*Written exercise*
Each entry below must be repeated exactly, with pictures left out.

*Data shown*
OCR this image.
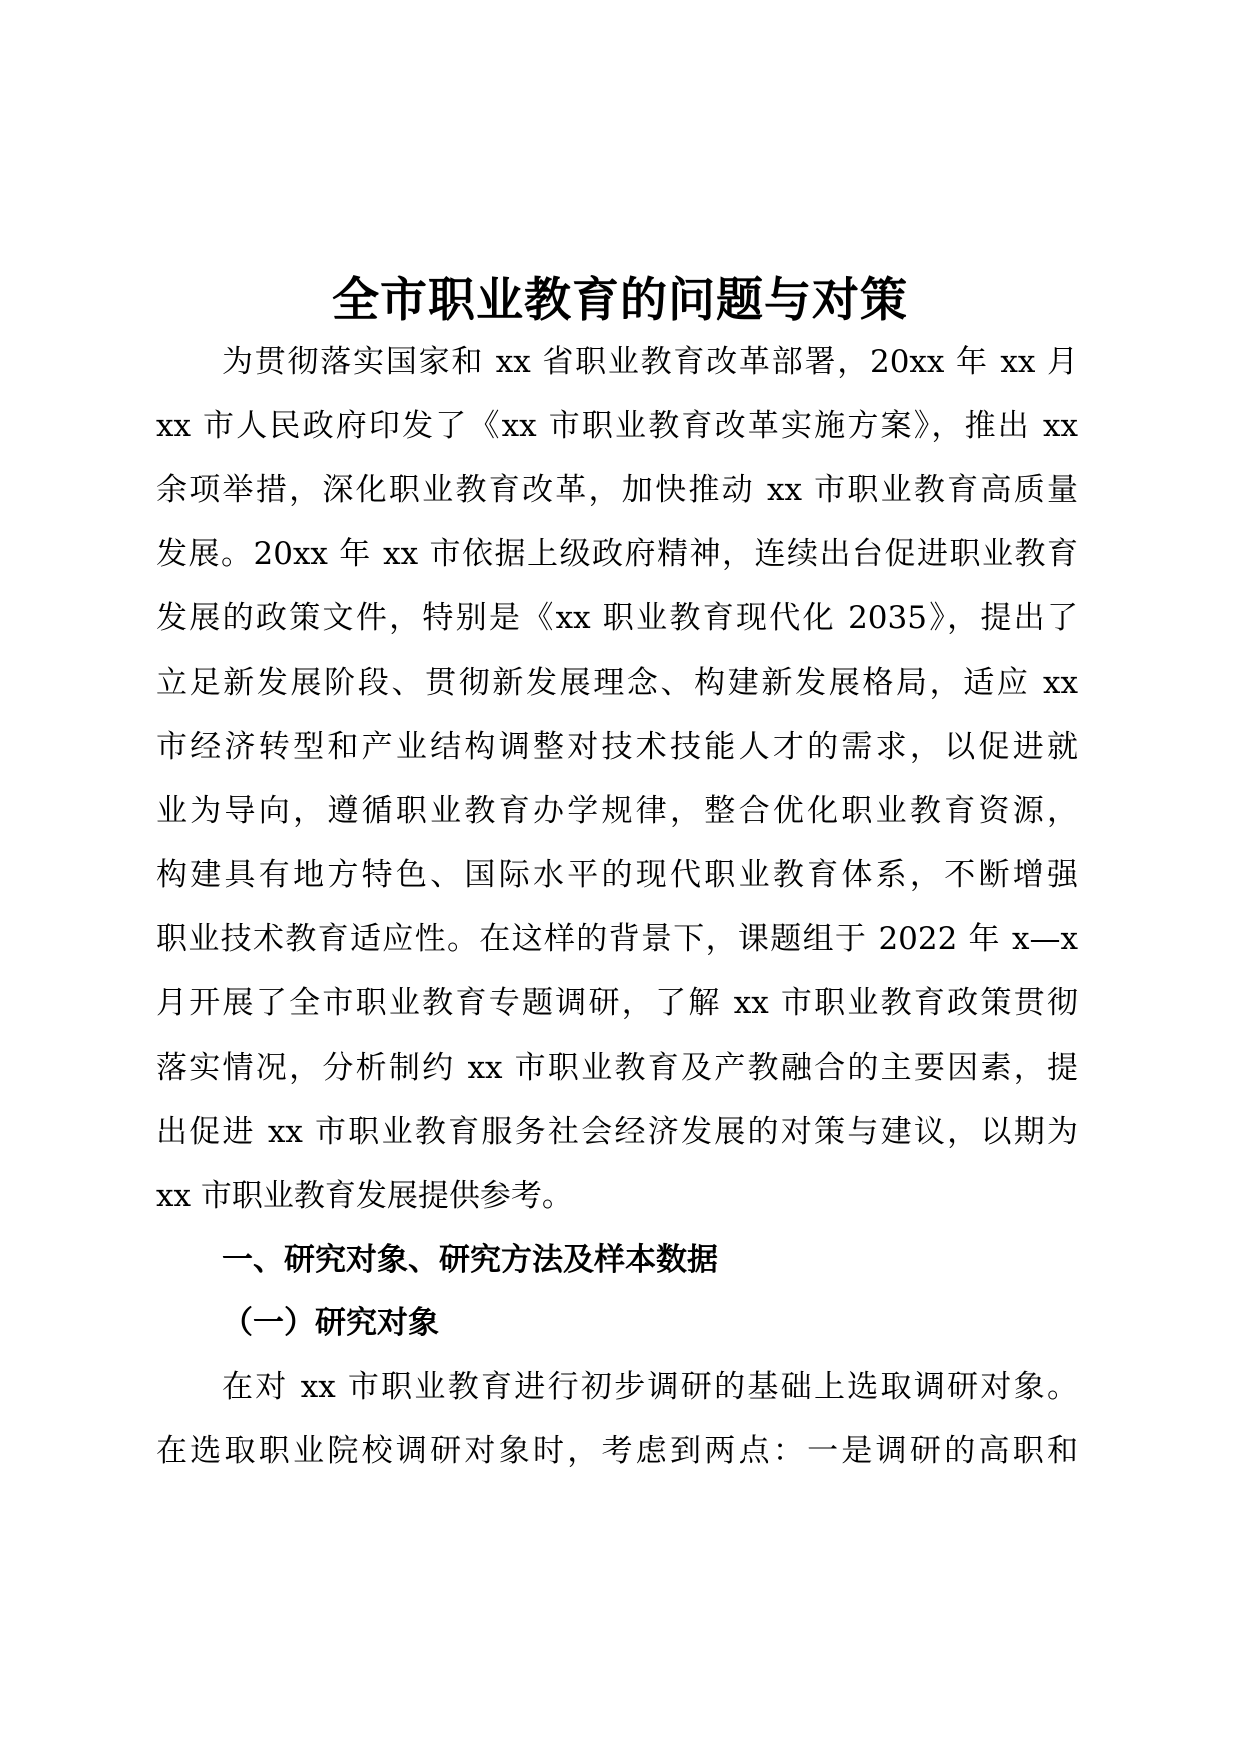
全市职业教育的问题与对策

为贯彻落实国家和 xx 省职业教育改革部署，20xx 年 xx 月

xx 市人民政府印发了《xx 市职业教育改革实施方案》，推出 xx

余项举措，深化职业教育改革，加快推动 xx 市职业教育高质量

发展。20xx 年 xx 市依据上级政府精神，连续出台促进职业教育

发展的政策文件，特别是《xx 职业教育现代化 2035》，提出了

立足新发展阶段、贯彻新发展理念、构建新发展格局，适应 xx

市经济转型和产业结构调整对技术技能人才的需求，以促进就

业为导向，遵循职业教育办学规律，整合优化职业教育资源，

构建具有地方特色、国际水平的现代职业教育体系，不断增强

职业技术教育适应性。在这样的背景下，课题组于 2022 年 x—x

月开展了全市职业教育专题调研，了解 xx 市职业教育政策贯彻

落实情况，分析制约 xx 市职业教育及产教融合的主要因素，提

出促进 xx 市职业教育服务社会经济发展的对策与建议，以期为

xx 市职业教育发展提供参考。

一、研究对象、研究方法及样本数据
（一）研究对象

在对 xx 市职业教育进行初步调研的基础上选取调研对象。

在选取职业院校调研对象时，考虑到两点：一是调研的高职和
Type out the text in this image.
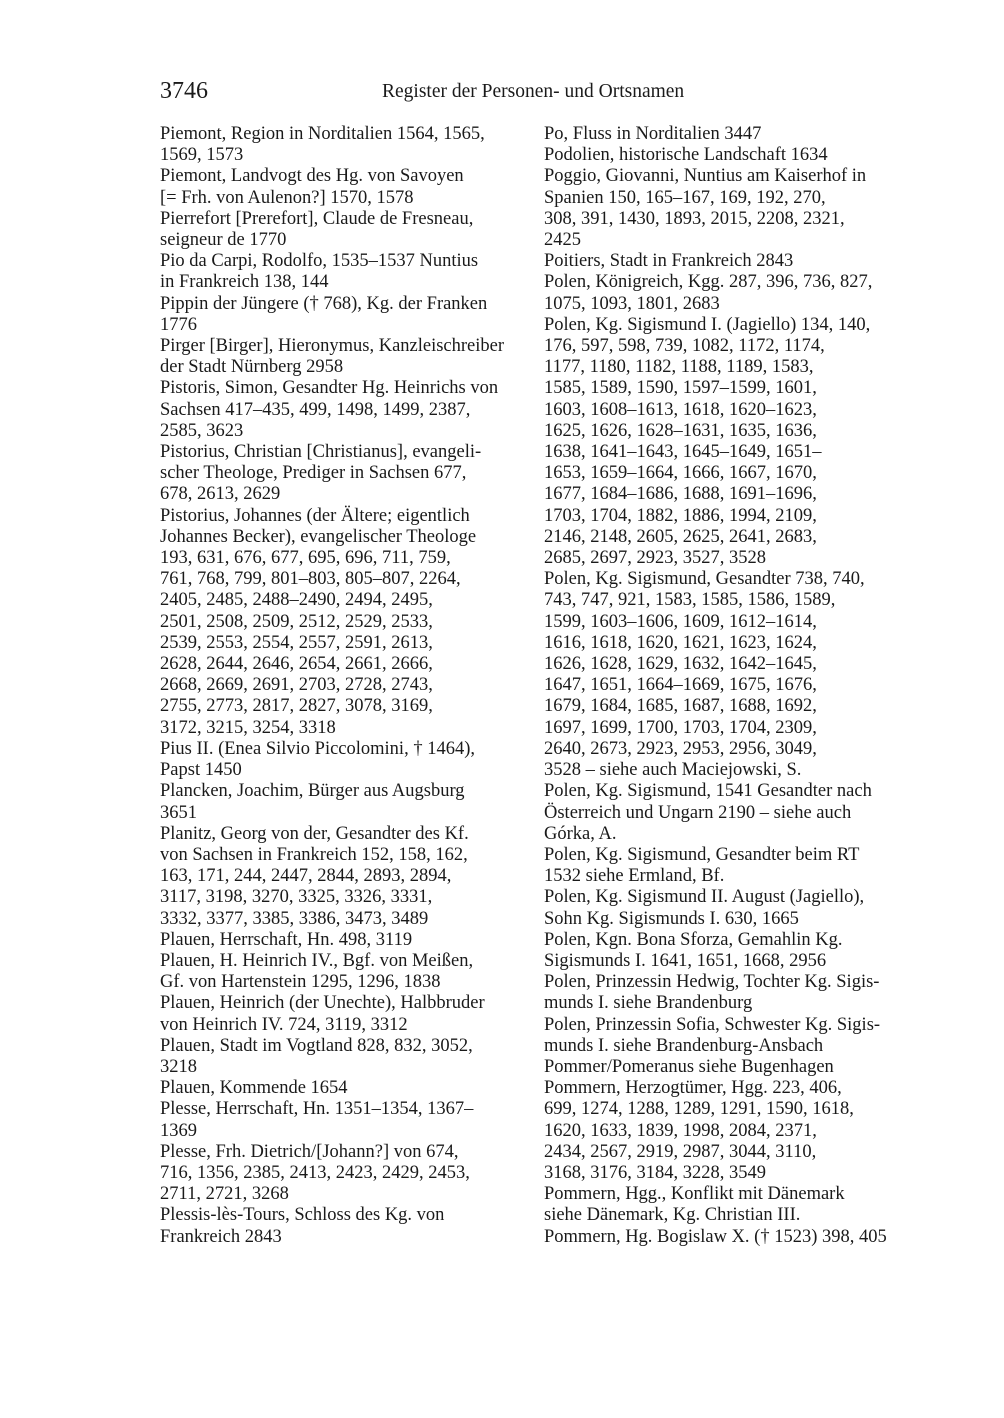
3746	Register der Personen- und Ortsnamen

Piemont, Region in Norditalien 1564, 1565,
1569, 1573

Piemont, Landvogt des Hg. von Savoyen
[= Frh. von Aulenon?] 1570, 1578

Pierrefort [Prerefort], Claude de Fresneau,
seigneur de 1770

Pio da Carpi, Rodolfo, 1535–1537 Nuntius
in Frankreich 138, 144

Pippin der Jüngere († 768), Kg. der Franken
1776

Pirger [Birger], Hieronymus, Kanzleischreiber
der Stadt Nürnberg 2958

Pistoris, Simon, Gesandter Hg. Heinrichs von
Sachsen 417–435, 499, 1498, 1499, 2387,
2585, 3623

Pistorius, Christian [Christianus], evangeli-
scher Theologe, Prediger in Sachsen 677,
678, 2613, 2629

Pistorius, Johannes (der Ältere; eigentlich
Johannes Becker), evangelischer Theologe
193, 631, 676, 677, 695, 696, 711, 759,
761, 768, 799, 801–803, 805–807, 2264,
2405, 2485, 2488–2490, 2494, 2495,
2501, 2508, 2509, 2512, 2529, 2533,
2539, 2553, 2554, 2557, 2591, 2613,
2628, 2644, 2646, 2654, 2661, 2666,
2668, 2669, 2691, 2703, 2728, 2743,
2755, 2773, 2817, 2827, 3078, 3169,
3172, 3215, 3254, 3318

Pius II. (Enea Silvio Piccolomini, † 1464),
Papst 1450

Plancken, Joachim, Bürger aus Augsburg
3651

Planitz, Georg von der, Gesandter des Kf.
von Sachsen in Frankreich 152, 158, 162,
163, 171, 244, 2447, 2844, 2893, 2894,
3117, 3198, 3270, 3325, 3326, 3331,
3332, 3377, 3385, 3386, 3473, 3489

Plauen, Herrschaft, Hn. 498, 3119

Plauen, H. Heinrich IV., Bgf. von Meißen,
Gf. von Hartenstein 1295, 1296, 1838

Plauen, Heinrich (der Unechte), Halbbruder
von Heinrich IV. 724, 3119, 3312

Plauen, Stadt im Vogtland 828, 832, 3052,
3218

Plauen, Kommende 1654

Plesse, Herrschaft, Hn. 1351–1354, 1367–
1369

Plesse, Frh. Dietrich/[Johann?] von 674,
716, 1356, 2385, 2413, 2423, 2429, 2453,
2711, 2721, 3268

Plessis-lès-Tours, Schloss des Kg. von
Frankreich 2843

Po, Fluss in Norditalien 3447

Podolien, historische Landschaft 1634

Poggio, Giovanni, Nuntius am Kaiserhof in
Spanien 150, 165–167, 169, 192, 270,
308, 391, 1430, 1893, 2015, 2208, 2321,
2425

Poitiers, Stadt in Frankreich 2843

Polen, Königreich, Kgg. 287, 396, 736, 827,
1075, 1093, 1801, 2683

Polen, Kg. Sigismund I. (Jagiello) 134, 140,
176, 597, 598, 739, 1082, 1172, 1174,
1177, 1180, 1182, 1188, 1189, 1583,
1585, 1589, 1590, 1597–1599, 1601,
1603, 1608–1613, 1618, 1620–1623,
1625, 1626, 1628–1631, 1635, 1636,
1638, 1641–1643, 1645–1649, 1651–
1653, 1659–1664, 1666, 1667, 1670,
1677, 1684–1686, 1688, 1691–1696,
1703, 1704, 1882, 1886, 1994, 2109,
2146, 2148, 2605, 2625, 2641, 2683,
2685, 2697, 2923, 3527, 3528

Polen, Kg. Sigismund, Gesandter 738, 740,
743, 747, 921, 1583, 1585, 1586, 1589,
1599, 1603–1606, 1609, 1612–1614,
1616, 1618, 1620, 1621, 1623, 1624,
1626, 1628, 1629, 1632, 1642–1645,
1647, 1651, 1664–1669, 1675, 1676,
1679, 1684, 1685, 1687, 1688, 1692,
1697, 1699, 1700, 1703, 1704, 2309,
2640, 2673, 2923, 2953, 2956, 3049,
3528 – siehe auch Maciejowski, S.

Polen, Kg. Sigismund, 1541 Gesandter nach
Österreich und Ungarn 2190 – siehe auch
Górka, A.

Polen, Kg. Sigismund, Gesandter beim RT
1532 siehe Ermland, Bf.

Polen, Kg. Sigismund II. August (Jagiello),
Sohn Kg. Sigismunds I. 630, 1665

Polen, Kgn. Bona Sforza, Gemahlin Kg.
Sigismunds I. 1641, 1651, 1668, 2956

Polen, Prinzessin Hedwig, Tochter Kg. Sigis-
munds I. siehe Brandenburg

Polen, Prinzessin Sofia, Schwester Kg. Sigis-
munds I. siehe Brandenburg-Ansbach

Pommer/Pomeranus siehe Bugenhagen

Pommern, Herzogtümer, Hgg. 223, 406,
699, 1274, 1288, 1289, 1291, 1590, 1618,
1620, 1633, 1839, 1998, 2084, 2371,
2434, 2567, 2919, 2987, 3044, 3110,
3168, 3176, 3184, 3228, 3549

Pommern, Hgg., Konflikt mit Dänemark
siehe Dänemark, Kg. Christian III.

Pommern, Hg. Bogislaw X. († 1523) 398, 405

*Answer*
OCR this image.
全市职业教育的问题与对策

为贯彻落实国家和 xx 省职业教育改革部署，20xx 年 xx 月

xx 市人民政府印发了《xx 市职业教育改革实施方案》，推出 xx

余项举措，深化职业教育改革，加快推动 xx 市职业教育高质量

发展。20xx 年 xx 市依据上级政府精神，连续出台促进职业教育

发展的政策文件，特别是《xx 职业教育现代化 2035》，提出了

立足新发展阶段、贯彻新发展理念、构建新发展格局，适应 xx

市经济转型和产业结构调整对技术技能人才的需求，以促进就

业为导向，遵循职业教育办学规律，整合优化职业教育资源，

构建具有地方特色、国际水平的现代职业教育体系，不断增强

职业技术教育适应性。在这样的背景下，课题组于 2022 年 x—x

月开展了全市职业教育专题调研，了解 xx 市职业教育政策贯彻

落实情况，分析制约 xx 市职业教育及产教融合的主要因素，提

出促进 xx 市职业教育服务社会经济发展的对策与建议，以期为

xx 市职业教育发展提供参考。

一、研究对象、研究方法及样本数据
（一）研究对象

在对 xx 市职业教育进行初步调研的基础上选取调研对象。

在选取职业院校调研对象时，考虑到两点：一是调研的高职和
Type out the text in this image.
3746	Register der Personen- und Ortsnamen

Piemont, Region in Norditalien 1564, 1565,
1569, 1573

Piemont, Landvogt des Hg. von Savoyen
[= Frh. von Aulenon?] 1570, 1578

Pierrefort [Prerefort], Claude de Fresneau,
seigneur de 1770

Pio da Carpi, Rodolfo, 1535–1537 Nuntius
in Frankreich 138, 144

Pippin der Jüngere († 768), Kg. der Franken
1776

Pirger [Birger], Hieronymus, Kanzleischreiber
der Stadt Nürnberg 2958

Pistoris, Simon, Gesandter Hg. Heinrichs von
Sachsen 417–435, 499, 1498, 1499, 2387,
2585, 3623

Pistorius, Christian [Christianus], evangeli-
scher Theologe, Prediger in Sachsen 677,
678, 2613, 2629

Pistorius, Johannes (der Ältere; eigentlich
Johannes Becker), evangelischer Theologe
193, 631, 676, 677, 695, 696, 711, 759,
761, 768, 799, 801–803, 805–807, 2264,
2405, 2485, 2488–2490, 2494, 2495,
2501, 2508, 2509, 2512, 2529, 2533,
2539, 2553, 2554, 2557, 2591, 2613,
2628, 2644, 2646, 2654, 2661, 2666,
2668, 2669, 2691, 2703, 2728, 2743,
2755, 2773, 2817, 2827, 3078, 3169,
3172, 3215, 3254, 3318

Pius II. (Enea Silvio Piccolomini, † 1464),
Papst 1450

Plancken, Joachim, Bürger aus Augsburg
3651

Planitz, Georg von der, Gesandter des Kf.
von Sachsen in Frankreich 152, 158, 162,
163, 171, 244, 2447, 2844, 2893, 2894,
3117, 3198, 3270, 3325, 3326, 3331,
3332, 3377, 3385, 3386, 3473, 3489

Plauen, Herrschaft, Hn. 498, 3119

Plauen, H. Heinrich IV., Bgf. von Meißen,
Gf. von Hartenstein 1295, 1296, 1838

Plauen, Heinrich (der Unechte), Halbbruder
von Heinrich IV. 724, 3119, 3312

Plauen, Stadt im Vogtland 828, 832, 3052,
3218

Plauen, Kommende 1654

Plesse, Herrschaft, Hn. 1351–1354, 1367–
1369

Plesse, Frh. Dietrich/[Johann?] von 674,
716, 1356, 2385, 2413, 2423, 2429, 2453,
2711, 2721, 3268

Plessis-lès-Tours, Schloss des Kg. von
Frankreich 2843

Po, Fluss in Norditalien 3447

Podolien, historische Landschaft 1634

Poggio, Giovanni, Nuntius am Kaiserhof in
Spanien 150, 165–167, 169, 192, 270,
308, 391, 1430, 1893, 2015, 2208, 2321,
2425

Poitiers, Stadt in Frankreich 2843

Polen, Königreich, Kgg. 287, 396, 736, 827,
1075, 1093, 1801, 2683

Polen, Kg. Sigismund I. (Jagiello) 134, 140,
176, 597, 598, 739, 1082, 1172, 1174,
1177, 1180, 1182, 1188, 1189, 1583,
1585, 1589, 1590, 1597–1599, 1601,
1603, 1608–1613, 1618, 1620–1623,
1625, 1626, 1628–1631, 1635, 1636,
1638, 1641–1643, 1645–1649, 1651–
1653, 1659–1664, 1666, 1667, 1670,
1677, 1684–1686, 1688, 1691–1696,
1703, 1704, 1882, 1886, 1994, 2109,
2146, 2148, 2605, 2625, 2641, 2683,
2685, 2697, 2923, 3527, 3528

Polen, Kg. Sigismund, Gesandter 738, 740,
743, 747, 921, 1583, 1585, 1586, 1589,
1599, 1603–1606, 1609, 1612–1614,
1616, 1618, 1620, 1621, 1623, 1624,
1626, 1628, 1629, 1632, 1642–1645,
1647, 1651, 1664–1669, 1675, 1676,
1679, 1684, 1685, 1687, 1688, 1692,
1697, 1699, 1700, 1703, 1704, 2309,
2640, 2673, 2923, 2953, 2956, 3049,
3528 – siehe auch Maciejowski, S.

Polen, Kg. Sigismund, 1541 Gesandter nach
Österreich und Ungarn 2190 – siehe auch
Górka, A.

Polen, Kg. Sigismund, Gesandter beim RT
1532 siehe Ermland, Bf.

Polen, Kg. Sigismund II. August (Jagiello),
Sohn Kg. Sigismunds I. 630, 1665

Polen, Kgn. Bona Sforza, Gemahlin Kg.
Sigismunds I. 1641, 1651, 1668, 2956

Polen, Prinzessin Hedwig, Tochter Kg. Sigis-
munds I. siehe Brandenburg

Polen, Prinzessin Sofia, Schwester Kg. Sigis-
munds I. siehe Brandenburg-Ansbach

Pommer/Pomeranus siehe Bugenhagen

Pommern, Herzogtümer, Hgg. 223, 406,
699, 1274, 1288, 1289, 1291, 1590, 1618,
1620, 1633, 1839, 1998, 2084, 2371,
2434, 2567, 2919, 2987, 3044, 3110,
3168, 3176, 3184, 3228, 3549

Pommern, Hgg., Konflikt mit Dänemark
siehe Dänemark, Kg. Christian III.

Pommern, Hg. Bogislaw X. († 1523) 398, 405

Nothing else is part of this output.